- **WRITTEN INSTRUCTION**:
Can you transcribe every entry word for word, skipping the images?

- **Data listing**:
Start
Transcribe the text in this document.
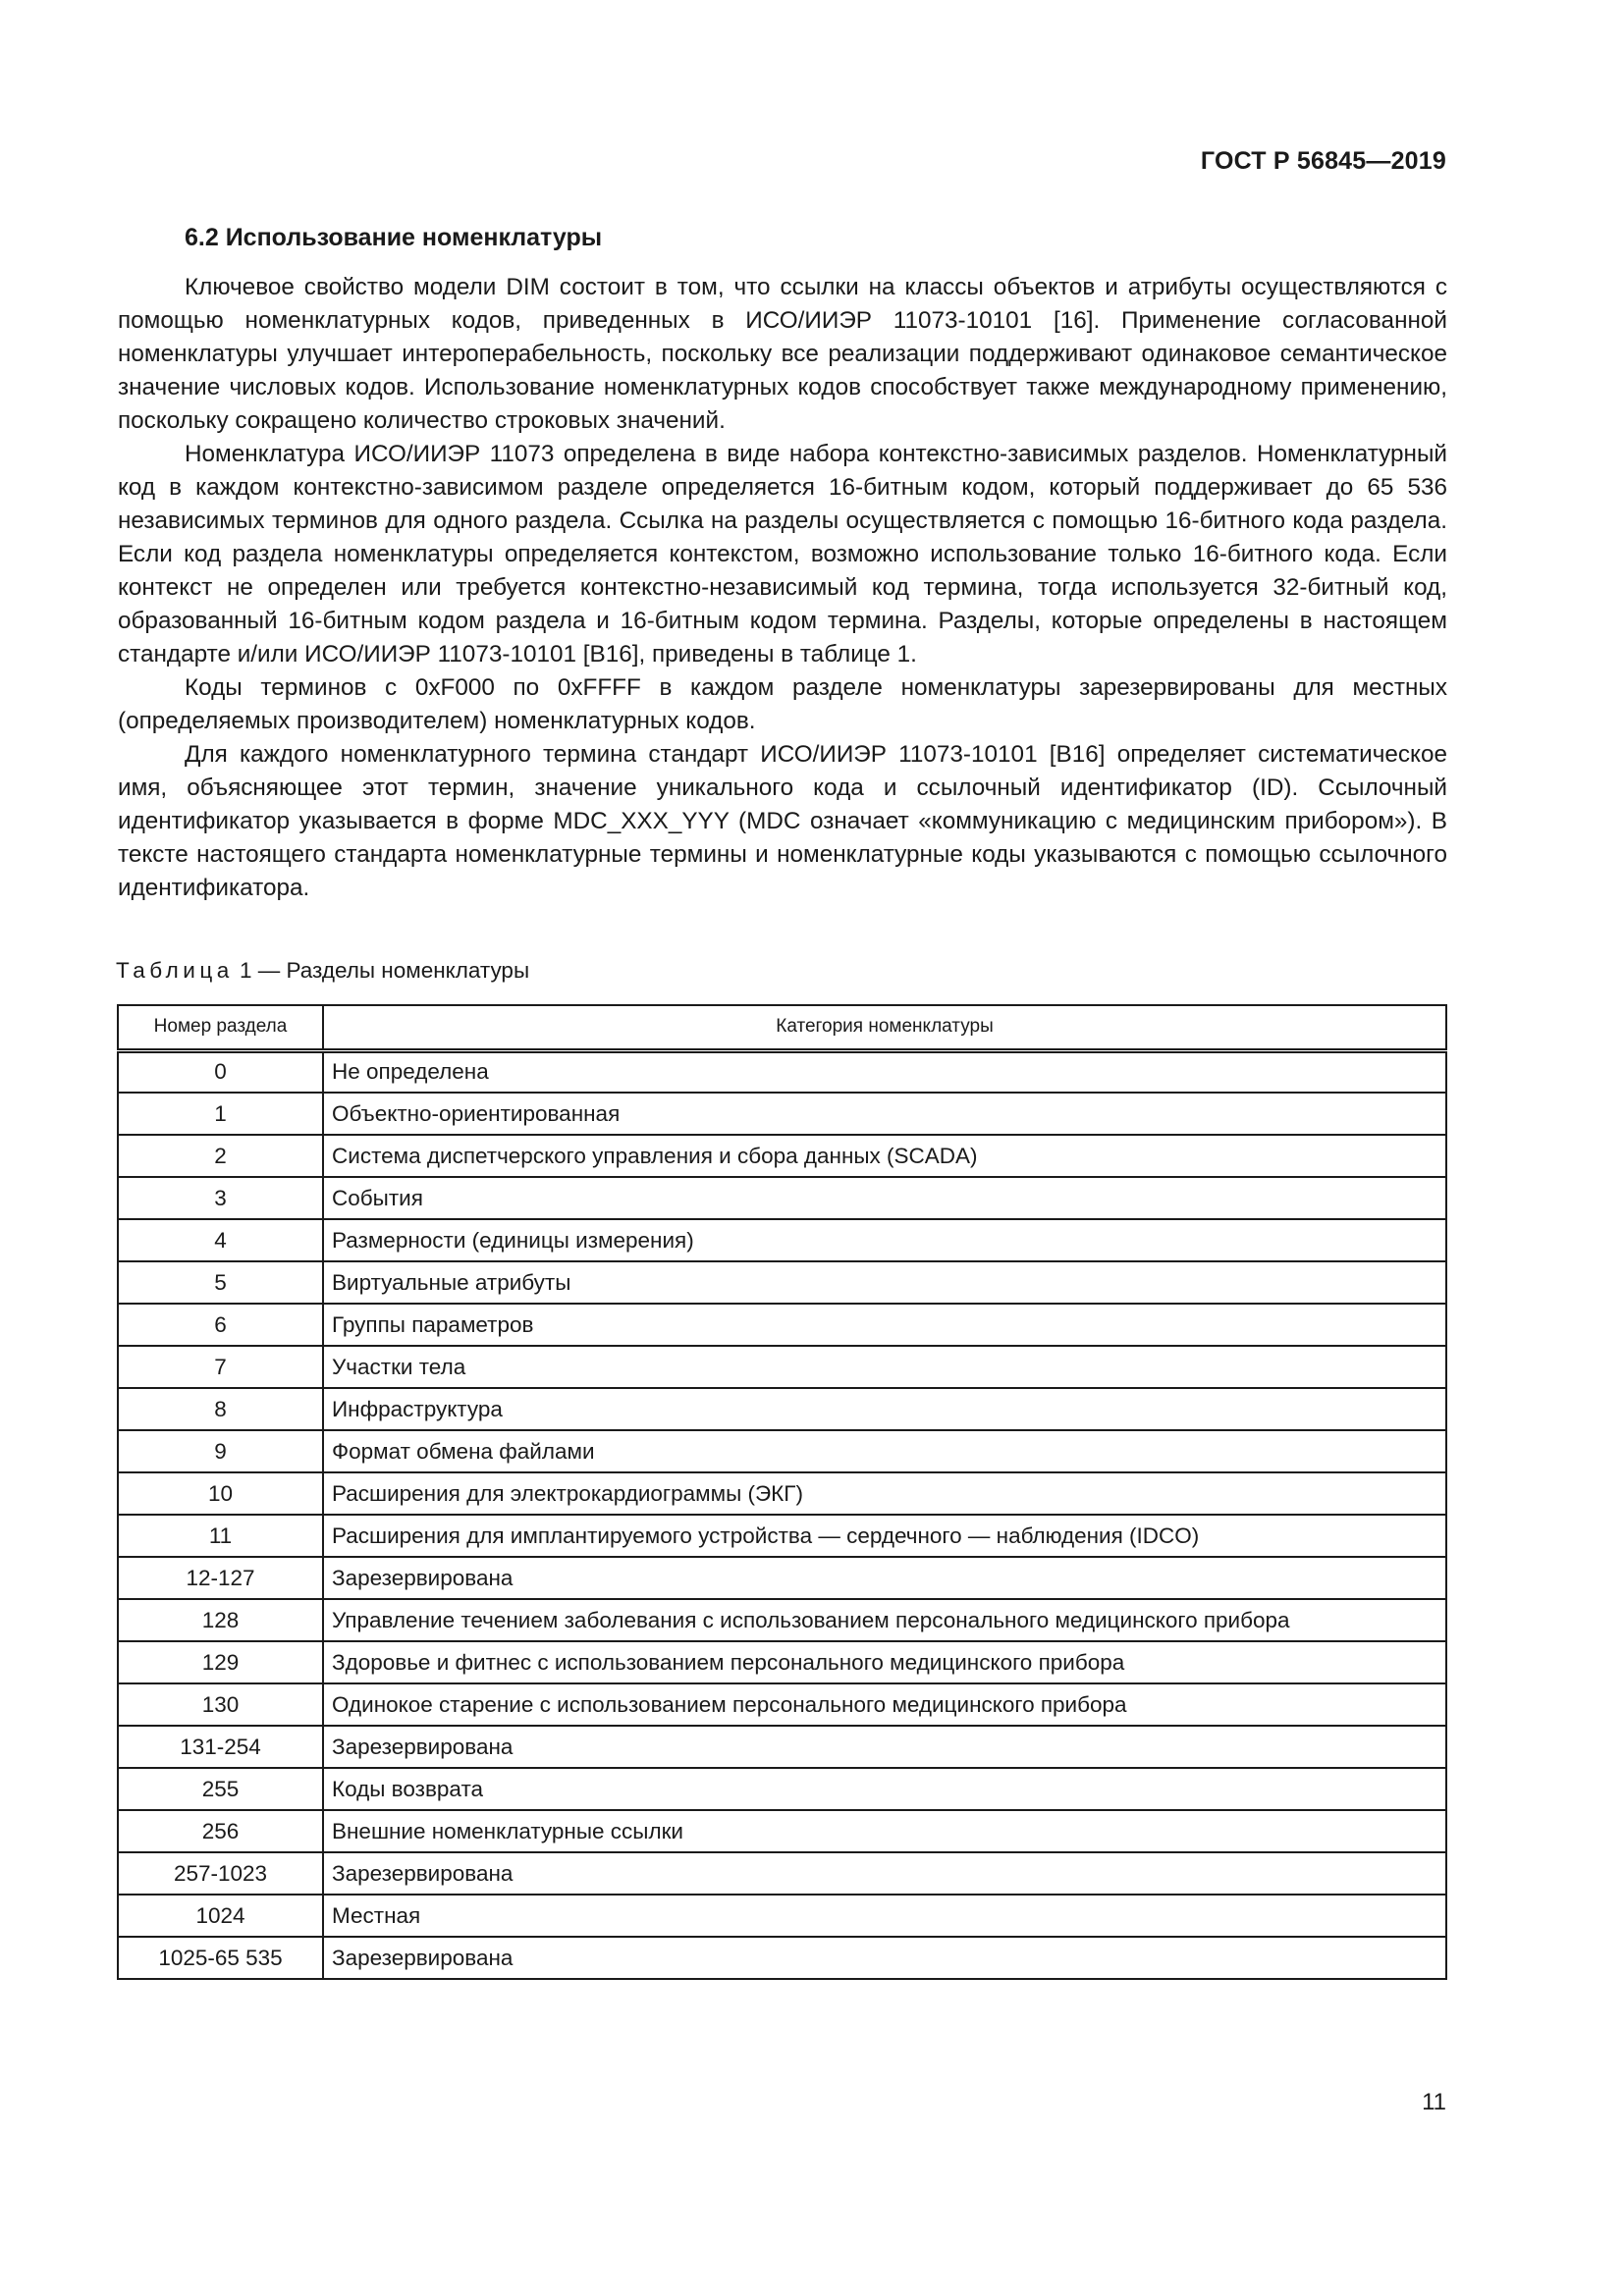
ГОСТ Р 56845—2019
6.2 Использование номенклатуры

Ключевое свойство модели DIM состоит в том, что ссылки на классы объектов и атрибуты осуществляются с помощью номенклатурных кодов, приведенных в ИСО/ИИЭР 11073-10101 [16]. Применение согласованной номенклатуры улучшает интероперабельность, поскольку все реализации поддерживают одинаковое семантическое значение числовых кодов. Использование номенклатурных кодов способствует также международному применению, поскольку сокращено количество строковых значений.

Номенклатура ИСО/ИИЭР 11073 определена в виде набора контекстно-зависимых разделов. Номенклатурный код в каждом контекстно-зависимом разделе определяется 16-битным кодом, который поддерживает до 65 536 независимых терминов для одного раздела. Ссылка на разделы осуществляется с помощью 16-битного кода раздела. Если код раздела номенклатуры определяется контекстом, возможно использование только 16-битного кода. Если контекст не определен или требуется контекстно-независимый код термина, тогда используется 32-битный код, образованный 16-битным кодом раздела и 16-битным кодом термина. Разделы, которые определены в настоящем стандарте и/или ИСО/ИИЭР 11073-10101 [B16], приведены в таблице 1.

Коды терминов с 0xF000 по 0xFFFF в каждом разделе номенклатуры зарезервированы для местных (определяемых производителем) номенклатурных кодов.

Для каждого номенклатурного термина стандарт ИСО/ИИЭР 11073-10101 [B16] определяет систематическое имя, объясняющее этот термин, значение уникального кода и ссылочный идентификатор (ID). Ссылочный идентификатор указывается в форме MDC_XXX_YYY (MDC означает «коммуникацию с медицинским прибором»). В тексте настоящего стандарта номенклатурные термины и номенклатурные коды указываются с помощью ссылочного идентификатора.

Таблица 1 — Разделы номенклатуры
Номер раздела	Категория номенклатуры
0	Не определена
1	Объектно-ориентированная
2	Система диспетчерского управления и сбора данных (SCADA)
3	События
4	Размерности (единицы измерения)
5	Виртуальные атрибуты
6	Группы параметров
7	Участки тела
8	Инфраструктура
9	Формат обмена файлами
10	Расширения для электрокардиограммы (ЭКГ)
11	Расширения для имплантируемого устройства — сердечного — наблюдения (IDCO)
12-127	Зарезервирована
128	Управление течением заболевания с использованием персонального медицинского прибора
129	Здоровье и фитнес с использованием персонального медицинского прибора
130	Одинокое старение с использованием персонального медицинского прибора
131-254	Зарезервирована
255	Коды возврата
256	Внешние номенклатурные ссылки
257-1023	Зарезервирована
1024	Местная
1025-65 535	Зарезервирована
11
End
- **WRITTEN SOLUTION**:
Transcribe the text in this document.
ГОСТ Р 56845—2019
6.2 Использование номенклатуры

Ключевое свойство модели DIM состоит в том, что ссылки на классы объектов и атрибуты осуществляются с помощью номенклатурных кодов, приведенных в ИСО/ИИЭР 11073-10101 [16]. Применение согласованной номенклатуры улучшает интероперабельность, поскольку все реализации поддерживают одинаковое семантическое значение числовых кодов. Использование номенклатурных кодов способствует также международному применению, поскольку сокращено количество строковых значений.

Номенклатура ИСО/ИИЭР 11073 определена в виде набора контекстно-зависимых разделов. Номенклатурный код в каждом контекстно-зависимом разделе определяется 16-битным кодом, который поддерживает до 65 536 независимых терминов для одного раздела. Ссылка на разделы осуществляется с помощью 16-битного кода раздела. Если код раздела номенклатуры определяется контекстом, возможно использование только 16-битного кода. Если контекст не определен или требуется контекстно-независимый код термина, тогда используется 32-битный код, образованный 16-битным кодом раздела и 16-битным кодом термина. Разделы, которые определены в настоящем стандарте и/или ИСО/ИИЭР 11073-10101 [B16], приведены в таблице 1.

Коды терминов с 0xF000 по 0xFFFF в каждом разделе номенклатуры зарезервированы для местных (определяемых производителем) номенклатурных кодов.

Для каждого номенклатурного термина стандарт ИСО/ИИЭР 11073-10101 [B16] определяет систематическое имя, объясняющее этот термин, значение уникального кода и ссылочный идентификатор (ID). Ссылочный идентификатор указывается в форме MDC_XXX_YYY (MDC означает «коммуникацию с медицинским прибором»). В тексте настоящего стандарта номенклатурные термины и номенклатурные коды указываются с помощью ссылочного идентификатора.

Таблица 1 — Разделы номенклатуры
Номер раздела	Категория номенклатуры
0	Не определена
1	Объектно-ориентированная
2	Система диспетчерского управления и сбора данных (SCADA)
3	События
4	Размерности (единицы измерения)
5	Виртуальные атрибуты
6	Группы параметров
7	Участки тела
8	Инфраструктура
9	Формат обмена файлами
10	Расширения для электрокардиограммы (ЭКГ)
11	Расширения для имплантируемого устройства — сердечного — наблюдения (IDCO)
12-127	Зарезервирована
128	Управление течением заболевания с использованием персонального медицинского прибора
129	Здоровье и фитнес с использованием персонального медицинского прибора
130	Одинокое старение с использованием персонального медицинского прибора
131-254	Зарезервирована
255	Коды возврата
256	Внешние номенклатурные ссылки
257-1023	Зарезервирована
1024	Местная
1025-65 535	Зарезервирована
11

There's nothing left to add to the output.